Bjerke also encouraged industry members to create internships so students can help them identify the best ways to communicate with their generation.

The creation of defined career pathways for helicopter pilots and maintainers will also go a long way to attracting Generation Z, which Bjerke said enjoys structure and job security.

As an example, she pointed to a recent partnership between UND and U.S. Customs and Border Protection. Concerned about its future supply of pilots, the government agency is working with the university to give student trainees the skills they need to join its ranks.

Bjerke also said industry must invest in things like recurrency training programs, financial assistance and more rotary scholarships for both flying and maintenance.

The impending labour shortage has the potential to severely cripple the helicopter industry. As Bjerke indicated, “drastic” action is needed.

Implementing solutions will require a united effort from all stakeholders – including government, industry, military, finance, insurance and education – to ensure there are enough young recruits to keep both rotors and wrenches turning.

9 thoughts on “Study confirms looming helicopter pilot and maintainer shortage

  1. It is very interesting to continually read about the pilot shortages, but still the industry does not respond to change the situation. Locally in South Africa salaries are low with little or no company benefits for pilots. Company employees are being looked after while pilots are being exploited to the point where a lot of us are thinking of changing career paths and leaving aviation entirely. Getting a helicopter licence is very expensive and getting even more so by the day, while salaries do not follow and in some places even decreasing. Until companies change their behaviour towards pilots, I do not see the current situation changing.

    1. Although the pricing to get A & P certified is not anywhere near the cost of a pilots rating I must say the results & behavior to value an AMT are exactly the same as above. So many individuals holding an A & P would not dare risk more money to become pilots. The ROI, risk, & work life balance just isn’t there like it used to be. Of course that is compounding because the more shortages we have the harder everyone needs to work for less to keep the same pace or hopefully grow. With that, I see many colleagues move to other industry & take their skillset with them.

  2. This commentary is timely to wake up the leaders in this industry. We already are feeling the pinch with experienced pilots and maintenance engineers at our company. The option to bring in low time inexperienced pilots has been thwarted by customer and insurance requirements on jobs that could easily be completed by low experienced personel.

**Required task 1**
Repeat word for word the part of the helicopter shortage article starting with "The creation of" and going on through "and job security.".
**Required task 2**
Pick up the helicopter shortage article after its last sentence and keep writing it.
The listing has nothing to do with the helicopter shortage article.

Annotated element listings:

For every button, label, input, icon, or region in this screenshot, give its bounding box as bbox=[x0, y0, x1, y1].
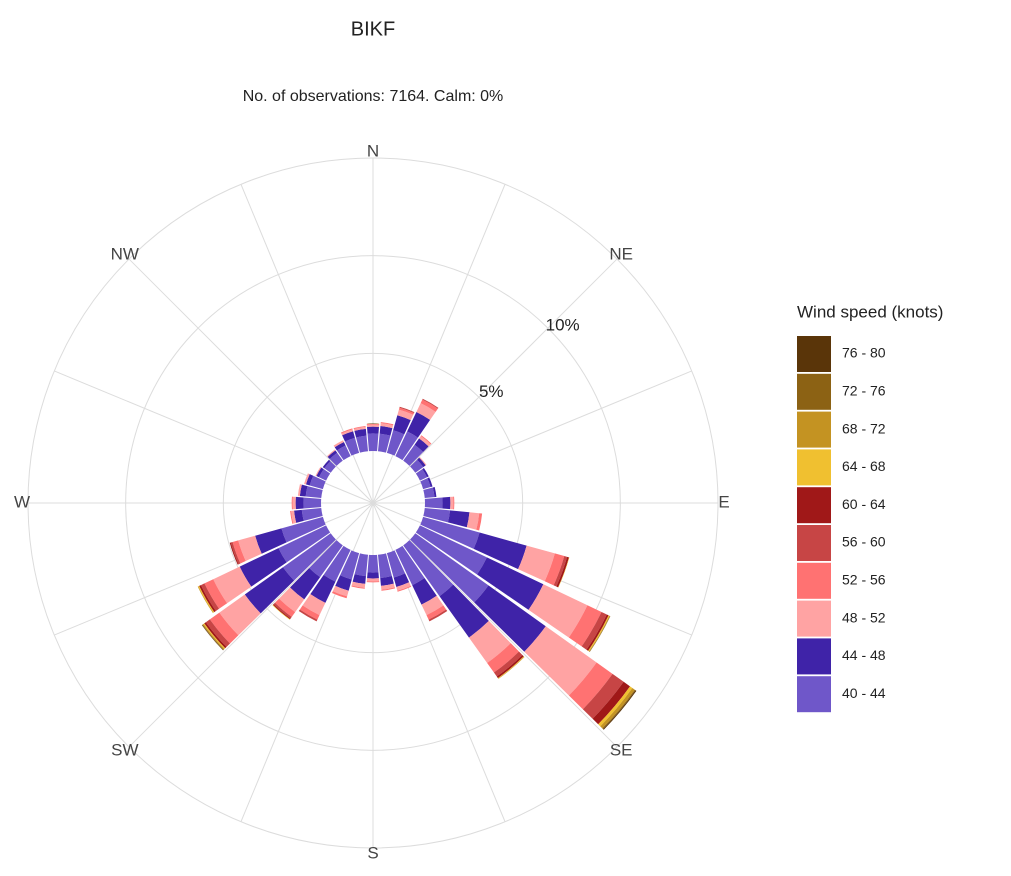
legend-label: 44 - 48 bbox=[842, 647, 886, 663]
compass-label: W bbox=[14, 492, 30, 511]
legend-label: 60 - 64 bbox=[842, 496, 886, 512]
legend-label: 56 - 60 bbox=[842, 534, 886, 550]
legend-swatch bbox=[797, 676, 831, 712]
compass-label: E bbox=[718, 492, 729, 511]
chart-title: BIKF bbox=[351, 18, 395, 40]
spoke bbox=[373, 259, 617, 503]
spoke bbox=[54, 371, 373, 503]
legend-swatch bbox=[797, 487, 831, 523]
bar-segment bbox=[293, 497, 296, 510]
bar-segment bbox=[367, 427, 379, 434]
spoke bbox=[129, 259, 373, 503]
legend-swatch bbox=[797, 601, 831, 637]
legend-label: 72 - 76 bbox=[842, 383, 886, 399]
legend: 40 - 44 44 - 48 48 - 52 52 - 56 56 - 60 60 - … bbox=[797, 336, 886, 712]
compass-label: NE bbox=[609, 244, 633, 263]
legend-swatch bbox=[797, 412, 831, 448]
legend-swatch bbox=[797, 374, 831, 410]
legend-label: 48 - 52 bbox=[842, 609, 886, 625]
spoke bbox=[373, 184, 505, 503]
bar-segment bbox=[367, 572, 379, 578]
legend-title: Wind speed (knots) bbox=[797, 302, 943, 321]
bars bbox=[198, 399, 637, 730]
compass-label: SE bbox=[610, 741, 633, 760]
radial-tick-label: 10% bbox=[546, 316, 580, 335]
bar-segment bbox=[303, 498, 321, 509]
legend-swatch bbox=[797, 449, 831, 485]
bar-segment bbox=[368, 555, 379, 573]
legend-label: 52 - 56 bbox=[842, 572, 886, 588]
bar-segment bbox=[368, 433, 379, 451]
legend-label: 64 - 68 bbox=[842, 458, 886, 474]
bar-segment bbox=[367, 425, 379, 427]
legend-swatch bbox=[797, 563, 831, 599]
bar-segment bbox=[425, 498, 443, 509]
bar-segment bbox=[450, 497, 453, 510]
compass-label: NW bbox=[111, 244, 139, 263]
spoke bbox=[241, 184, 373, 503]
legend-label: 68 - 72 bbox=[842, 420, 886, 436]
bar-segment bbox=[367, 578, 379, 581]
compass-label: SW bbox=[111, 741, 138, 760]
chart-subtitle: No. of observations: 7164. Calm: 0% bbox=[243, 88, 504, 105]
legend-swatch bbox=[797, 525, 831, 561]
legend-swatch bbox=[797, 638, 831, 674]
bar-segment bbox=[423, 488, 434, 498]
radial-tick-label: 5% bbox=[479, 382, 504, 401]
bar-segment bbox=[442, 497, 450, 509]
bar-segment bbox=[296, 497, 304, 509]
compass-label: S bbox=[367, 843, 378, 862]
legend-swatch bbox=[797, 336, 831, 372]
legend-label: 40 - 44 bbox=[842, 685, 886, 701]
legend-label: 76 - 80 bbox=[842, 345, 886, 361]
compass-label: N bbox=[367, 141, 379, 160]
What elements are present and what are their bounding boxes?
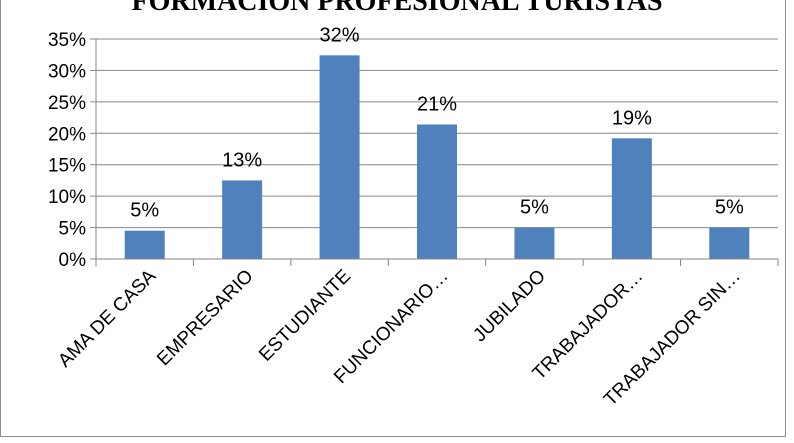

**Exercise result 1**
The creation of defined career pathways for helicopter pilots and maintainers will also go a long way to attracting Generation Z, which Bjerke said enjoys structure and job security.

**Exercise result 2**
    Even for myself, a 20,000 hour helicopter pilot am looking to moving to an airline position as there is a increased ceiling in remunerations. Our pay has been dropped as the resource industry went quiet. I’ve seen my pay drop 30% in the last 15 years. No pensions, benefits unlikely as companies try to survive until the next oil boom. I wish the companies luck trying to operate without qualified and experienced people that are in the industry now. These people are the mentors to help solve the experience gap that has developed. They will be lost to retirement and transition to the airlines where they will experience benefits and wage increases.

  3. I feel the same as those respondents above. As critical as maintenance is to safe operation of aircraft, the pay is woefully inadequate! I feel most A&Ps are in it for the love of aircraft. There needs to be a cocerted effort to begin recruiting in the middle schools. I also feel that women/girls need to be heavily recruited. Women are overlooked when it comes to mechanical careers.

  4. I am so fed up, and tired, of articles like this. There are NO pilot or aircraft mechanic shortages. What there is, is an inability for businesses and operators to pay proper wages, and invest in their staff. In the last few years, there has been a complete collapse in the helicopter industry, and one only needs to look to international helicopter forums to see the amount of unemployed pilots and aircraft mechanics that are out there. It is true, that more and more pilots are considering the fixed wing route, and even I, after 16 years as a pilot, have been considering it. The only thing holding me back from joining the fixed wing industry, is my lack of faith in the future of that industry as well.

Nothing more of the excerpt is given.